→ Challenge 1:
According to the Kipeto survey report, what is the average altitude of the area?

→ Extracted text:
>> start
This survey report, presents subsurface geophysical formations of Kipeto area, Kajiado County in Kenya. Geo-electrical survey using Schlumberger resistivity technique was employed to image and investigate possible extension of natural gas potential in the area. Due to the ability of Electrical resistivity method to map conductive and non-conductive zones of the layered subsurface it was considered for the survey. Therefore it was possible to establish both qualitative and quantitative research data of the area. High resistive layers signify a possible extension of natural gas. Due to availability of mixture of boreholes in the area with some dry and others with water and one with gas, a possible displacement was noted in low resistive zones along a fault line in the dry valley adjacent to the Gas point. The geology of the area and matching of the documented resistivity of the earth materials helped in characterization and modeling of the data obtained.

The study area

Kipeto area is located in Kajiado west sub county, Kajiado County in Kenya along Kiserian Kajiado about 70 km south west of Nairobi. The area is bounded by latitudes 1 30s and 2 00s and longitudes 3630E and 3700E. The average altitude of the area is about 1780 m (Figure 1).

Figure 1: Location of kipeto, Kajiado County.

Geological setting of the area

The geology of the project area is majorly characterized by a thin layer of black cotton soil which is underlain by phonolites, trachyte and agglomerates of tuffs. The area lies in the Ol Doinyo Narok plateau at an altitude of 1700 m to 2050 m above sea level. The faulting in the area runs parallel to the Rift system in a North- South trend. Kipeto forms part of the extensive Mozambique belt to the east of the rift system, where Sedimentary strata of recent age and tertiary volcanic rocks dominate. Historically, volcanic activities has dominated the region which mainly comprises of lava successions trends and traceable sediments of Cenozoic age, with the oldest rocks of the Basement system being of Precambrian age which include gnesses, limestone and qurtites. These rocks are exposed due to intense erosion in the region distorting the cones of the mountain chains that have formed due to gradual compression and folding of the Basement over time. Kapiti phonolites which is the oldest of the sub-Miocene peneplain, extends to the east while Mbagathi trachytes, thins to the south and overlaps with olorgesaille phonoliotic nephelinite which was a recent volcanic event in the geological history of the area. However it forms a generally flat terrain with less dissection and few outcrops apart from some river valleys where they are defined. The Basement system is believed to have Sedimentary origin due to their layering and composition (Figure 2).
>> end
→ Records provided:
>> start
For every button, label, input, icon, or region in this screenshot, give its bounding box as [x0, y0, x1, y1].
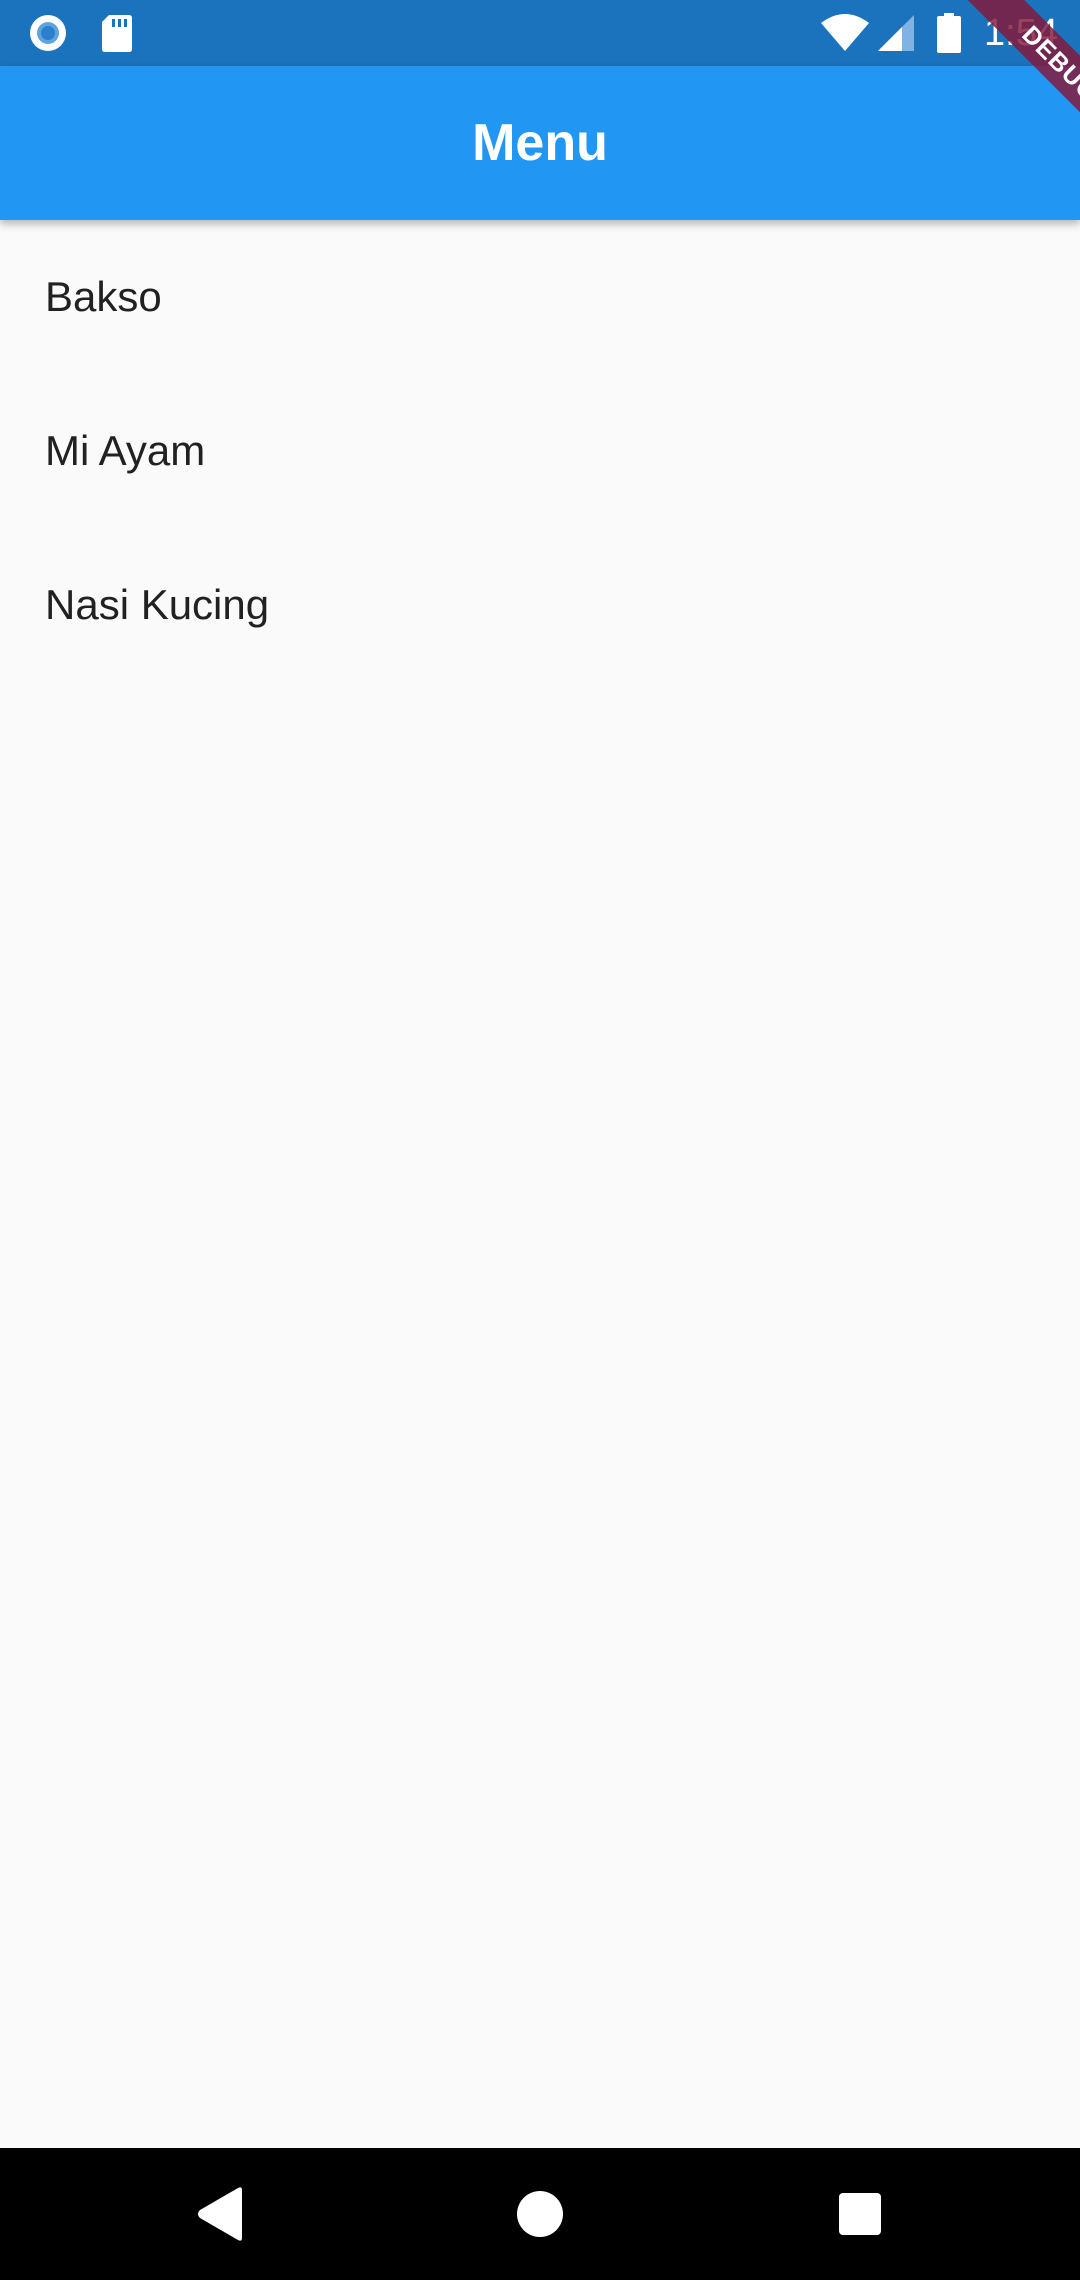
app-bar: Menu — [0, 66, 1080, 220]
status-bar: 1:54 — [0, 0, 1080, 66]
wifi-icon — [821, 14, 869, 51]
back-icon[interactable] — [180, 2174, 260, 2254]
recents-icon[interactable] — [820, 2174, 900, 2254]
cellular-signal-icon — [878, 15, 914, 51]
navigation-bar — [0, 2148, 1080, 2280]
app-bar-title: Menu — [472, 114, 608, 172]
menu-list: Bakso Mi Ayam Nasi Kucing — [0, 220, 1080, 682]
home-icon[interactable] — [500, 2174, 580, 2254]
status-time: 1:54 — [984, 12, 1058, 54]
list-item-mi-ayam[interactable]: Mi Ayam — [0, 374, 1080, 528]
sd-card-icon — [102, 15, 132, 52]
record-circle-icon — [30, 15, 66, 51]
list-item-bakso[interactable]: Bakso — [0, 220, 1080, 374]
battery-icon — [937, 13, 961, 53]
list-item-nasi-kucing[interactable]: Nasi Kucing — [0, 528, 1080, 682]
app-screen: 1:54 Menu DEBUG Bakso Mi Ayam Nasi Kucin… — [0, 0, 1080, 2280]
>> end
>> start
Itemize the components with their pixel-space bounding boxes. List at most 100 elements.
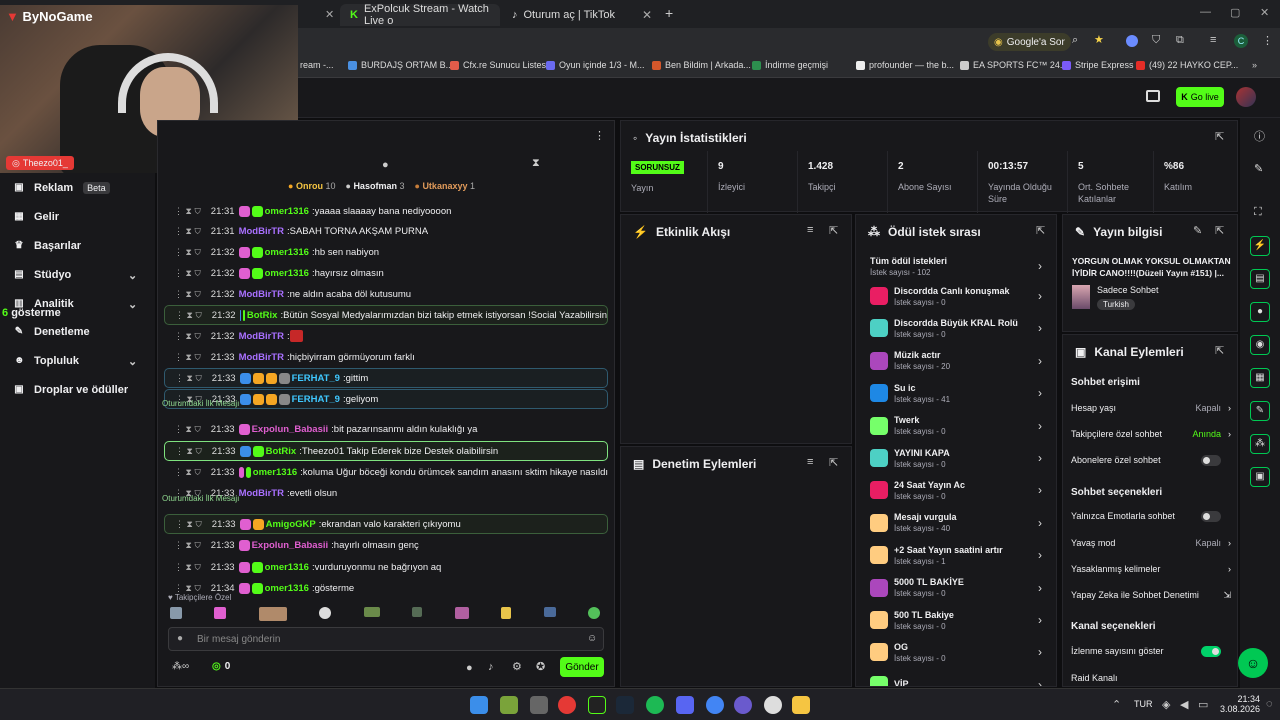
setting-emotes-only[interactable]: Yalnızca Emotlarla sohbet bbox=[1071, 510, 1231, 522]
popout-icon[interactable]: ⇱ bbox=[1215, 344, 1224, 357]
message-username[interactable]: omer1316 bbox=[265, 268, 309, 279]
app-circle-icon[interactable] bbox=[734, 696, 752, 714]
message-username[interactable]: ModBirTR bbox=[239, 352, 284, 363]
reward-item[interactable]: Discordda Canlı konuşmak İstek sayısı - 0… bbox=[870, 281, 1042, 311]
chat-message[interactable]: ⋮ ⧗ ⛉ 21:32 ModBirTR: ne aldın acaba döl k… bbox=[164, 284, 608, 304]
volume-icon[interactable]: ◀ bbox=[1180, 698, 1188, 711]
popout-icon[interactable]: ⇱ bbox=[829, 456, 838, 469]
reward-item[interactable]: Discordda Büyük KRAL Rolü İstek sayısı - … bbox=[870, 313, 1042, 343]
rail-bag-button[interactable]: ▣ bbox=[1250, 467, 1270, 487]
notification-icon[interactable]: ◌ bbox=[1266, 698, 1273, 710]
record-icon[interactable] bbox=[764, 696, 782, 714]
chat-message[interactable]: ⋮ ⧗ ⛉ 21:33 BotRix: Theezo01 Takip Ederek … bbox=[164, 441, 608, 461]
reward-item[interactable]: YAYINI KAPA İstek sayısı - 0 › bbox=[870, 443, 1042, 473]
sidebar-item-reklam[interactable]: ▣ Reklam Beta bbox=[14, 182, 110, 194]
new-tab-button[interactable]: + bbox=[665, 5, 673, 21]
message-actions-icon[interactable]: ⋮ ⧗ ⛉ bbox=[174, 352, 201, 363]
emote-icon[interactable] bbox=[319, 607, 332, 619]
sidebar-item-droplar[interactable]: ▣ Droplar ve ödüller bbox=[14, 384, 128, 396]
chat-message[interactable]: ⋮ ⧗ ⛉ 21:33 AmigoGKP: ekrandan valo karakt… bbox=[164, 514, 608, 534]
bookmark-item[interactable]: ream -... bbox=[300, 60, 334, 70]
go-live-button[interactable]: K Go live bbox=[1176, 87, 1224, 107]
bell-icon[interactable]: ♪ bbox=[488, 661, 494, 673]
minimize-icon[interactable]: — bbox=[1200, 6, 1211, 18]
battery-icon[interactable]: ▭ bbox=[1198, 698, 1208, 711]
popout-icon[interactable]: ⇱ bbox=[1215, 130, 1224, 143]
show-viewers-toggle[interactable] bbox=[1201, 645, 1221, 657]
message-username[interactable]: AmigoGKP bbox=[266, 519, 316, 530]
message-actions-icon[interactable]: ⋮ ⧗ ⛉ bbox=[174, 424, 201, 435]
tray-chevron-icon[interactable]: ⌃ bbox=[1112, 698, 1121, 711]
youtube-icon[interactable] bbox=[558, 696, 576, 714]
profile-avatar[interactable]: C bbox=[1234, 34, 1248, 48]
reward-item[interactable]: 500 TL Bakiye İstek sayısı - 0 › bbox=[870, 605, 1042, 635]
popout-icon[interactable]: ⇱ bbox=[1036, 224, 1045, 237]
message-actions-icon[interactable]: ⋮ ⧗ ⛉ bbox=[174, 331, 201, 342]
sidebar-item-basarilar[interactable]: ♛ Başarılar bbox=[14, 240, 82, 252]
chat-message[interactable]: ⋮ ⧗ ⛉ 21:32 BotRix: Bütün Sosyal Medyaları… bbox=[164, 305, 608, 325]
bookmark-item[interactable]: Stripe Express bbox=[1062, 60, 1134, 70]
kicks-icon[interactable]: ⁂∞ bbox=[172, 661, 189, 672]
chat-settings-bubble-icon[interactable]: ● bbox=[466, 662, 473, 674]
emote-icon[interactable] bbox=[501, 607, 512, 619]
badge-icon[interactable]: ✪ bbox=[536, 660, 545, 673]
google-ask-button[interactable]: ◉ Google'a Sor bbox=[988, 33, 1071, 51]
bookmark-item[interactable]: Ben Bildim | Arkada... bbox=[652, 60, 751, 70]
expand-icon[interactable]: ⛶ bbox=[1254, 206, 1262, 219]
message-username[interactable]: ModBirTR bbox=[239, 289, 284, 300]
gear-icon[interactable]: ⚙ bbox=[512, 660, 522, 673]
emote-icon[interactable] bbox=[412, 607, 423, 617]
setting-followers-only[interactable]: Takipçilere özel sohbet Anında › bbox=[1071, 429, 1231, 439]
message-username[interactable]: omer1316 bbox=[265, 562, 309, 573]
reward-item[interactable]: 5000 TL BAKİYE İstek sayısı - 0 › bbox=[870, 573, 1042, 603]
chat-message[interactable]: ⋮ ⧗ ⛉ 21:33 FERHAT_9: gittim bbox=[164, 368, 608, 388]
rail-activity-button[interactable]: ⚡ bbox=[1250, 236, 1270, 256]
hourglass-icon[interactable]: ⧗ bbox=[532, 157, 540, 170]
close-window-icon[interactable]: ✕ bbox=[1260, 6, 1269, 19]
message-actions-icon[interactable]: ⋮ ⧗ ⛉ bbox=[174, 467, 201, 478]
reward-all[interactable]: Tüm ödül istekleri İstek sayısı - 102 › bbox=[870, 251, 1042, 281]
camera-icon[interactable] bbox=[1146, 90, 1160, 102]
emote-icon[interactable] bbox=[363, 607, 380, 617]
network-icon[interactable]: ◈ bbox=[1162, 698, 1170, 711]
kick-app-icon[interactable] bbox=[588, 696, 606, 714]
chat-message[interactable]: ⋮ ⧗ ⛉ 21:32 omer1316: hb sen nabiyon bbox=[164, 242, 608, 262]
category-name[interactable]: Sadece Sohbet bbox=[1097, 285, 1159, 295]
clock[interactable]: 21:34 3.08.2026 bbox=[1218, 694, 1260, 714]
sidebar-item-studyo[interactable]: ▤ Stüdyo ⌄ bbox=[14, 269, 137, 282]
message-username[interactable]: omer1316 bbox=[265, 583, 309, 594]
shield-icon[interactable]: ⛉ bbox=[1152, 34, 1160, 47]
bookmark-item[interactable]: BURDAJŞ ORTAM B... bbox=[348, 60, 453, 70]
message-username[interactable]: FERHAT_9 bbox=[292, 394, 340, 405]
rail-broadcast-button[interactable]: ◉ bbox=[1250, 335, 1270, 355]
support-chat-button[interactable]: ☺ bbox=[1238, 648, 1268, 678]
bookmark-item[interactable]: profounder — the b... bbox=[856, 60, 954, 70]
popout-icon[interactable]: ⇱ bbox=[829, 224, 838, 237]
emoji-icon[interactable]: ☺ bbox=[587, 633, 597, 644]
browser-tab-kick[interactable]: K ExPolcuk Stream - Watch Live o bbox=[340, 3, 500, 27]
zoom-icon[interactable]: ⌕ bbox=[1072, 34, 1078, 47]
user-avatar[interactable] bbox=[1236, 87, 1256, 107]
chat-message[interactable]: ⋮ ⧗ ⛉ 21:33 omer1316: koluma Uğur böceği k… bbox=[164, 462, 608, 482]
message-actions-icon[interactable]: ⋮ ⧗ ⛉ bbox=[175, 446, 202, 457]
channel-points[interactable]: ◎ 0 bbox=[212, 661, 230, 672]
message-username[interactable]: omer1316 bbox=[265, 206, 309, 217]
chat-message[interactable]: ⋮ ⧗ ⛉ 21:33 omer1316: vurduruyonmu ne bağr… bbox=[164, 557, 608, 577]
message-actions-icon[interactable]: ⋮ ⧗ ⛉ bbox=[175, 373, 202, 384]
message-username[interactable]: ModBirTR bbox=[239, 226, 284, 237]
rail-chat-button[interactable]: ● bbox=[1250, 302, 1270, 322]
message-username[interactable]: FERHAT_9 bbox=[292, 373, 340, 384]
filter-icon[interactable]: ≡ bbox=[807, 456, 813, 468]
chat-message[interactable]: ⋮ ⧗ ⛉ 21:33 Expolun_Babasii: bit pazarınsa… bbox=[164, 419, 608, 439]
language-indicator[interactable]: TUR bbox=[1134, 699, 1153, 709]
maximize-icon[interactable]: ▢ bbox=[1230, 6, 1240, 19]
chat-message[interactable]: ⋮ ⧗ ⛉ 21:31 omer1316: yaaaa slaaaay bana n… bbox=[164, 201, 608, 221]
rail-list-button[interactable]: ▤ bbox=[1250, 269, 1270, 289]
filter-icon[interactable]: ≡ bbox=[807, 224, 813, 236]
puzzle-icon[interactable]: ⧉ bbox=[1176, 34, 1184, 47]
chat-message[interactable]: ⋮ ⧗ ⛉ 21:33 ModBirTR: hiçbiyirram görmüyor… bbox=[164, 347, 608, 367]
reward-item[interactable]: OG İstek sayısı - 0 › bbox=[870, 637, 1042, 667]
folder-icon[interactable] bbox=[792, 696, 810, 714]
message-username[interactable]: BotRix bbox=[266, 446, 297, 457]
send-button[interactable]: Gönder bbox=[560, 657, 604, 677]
>> end
→ Challenge 2:
Please reproduce the rows between the line holding "For every button, label, input, icon, or" and the line holding "app-screen: 1:54 Menu", inclusive, leaving the pictures out.

→ Response 1:
About 1780 m.

→ Response 2:
For every button, label, input, icon, or region in this screenshot, give its bounding box as [x0, y0, x1, y1].
app-bar: Menu — [0, 66, 1080, 220]
status-bar: 1:54 — [0, 0, 1080, 66]
wifi-icon — [821, 14, 869, 51]
back-icon[interactable] — [180, 2174, 260, 2254]
recents-icon[interactable] — [820, 2174, 900, 2254]
cellular-signal-icon — [878, 15, 914, 51]
navigation-bar — [0, 2148, 1080, 2280]
app-bar-title: Menu — [472, 114, 608, 172]
menu-list: Bakso Mi Ayam Nasi Kucing — [0, 220, 1080, 682]
home-icon[interactable] — [500, 2174, 580, 2254]
status-time: 1:54 — [984, 12, 1058, 54]
list-item-mi-ayam[interactable]: Mi Ayam — [0, 374, 1080, 528]
sd-card-icon — [102, 15, 132, 52]
record-circle-icon — [30, 15, 66, 51]
list-item-bakso[interactable]: Bakso — [0, 220, 1080, 374]
battery-icon — [937, 13, 961, 53]
list-item-nasi-kucing[interactable]: Nasi Kucing — [0, 528, 1080, 682]
app-screen: 1:54 Menu DEBUG Bakso Mi Ayam Nasi Kucin… — [0, 0, 1080, 2280]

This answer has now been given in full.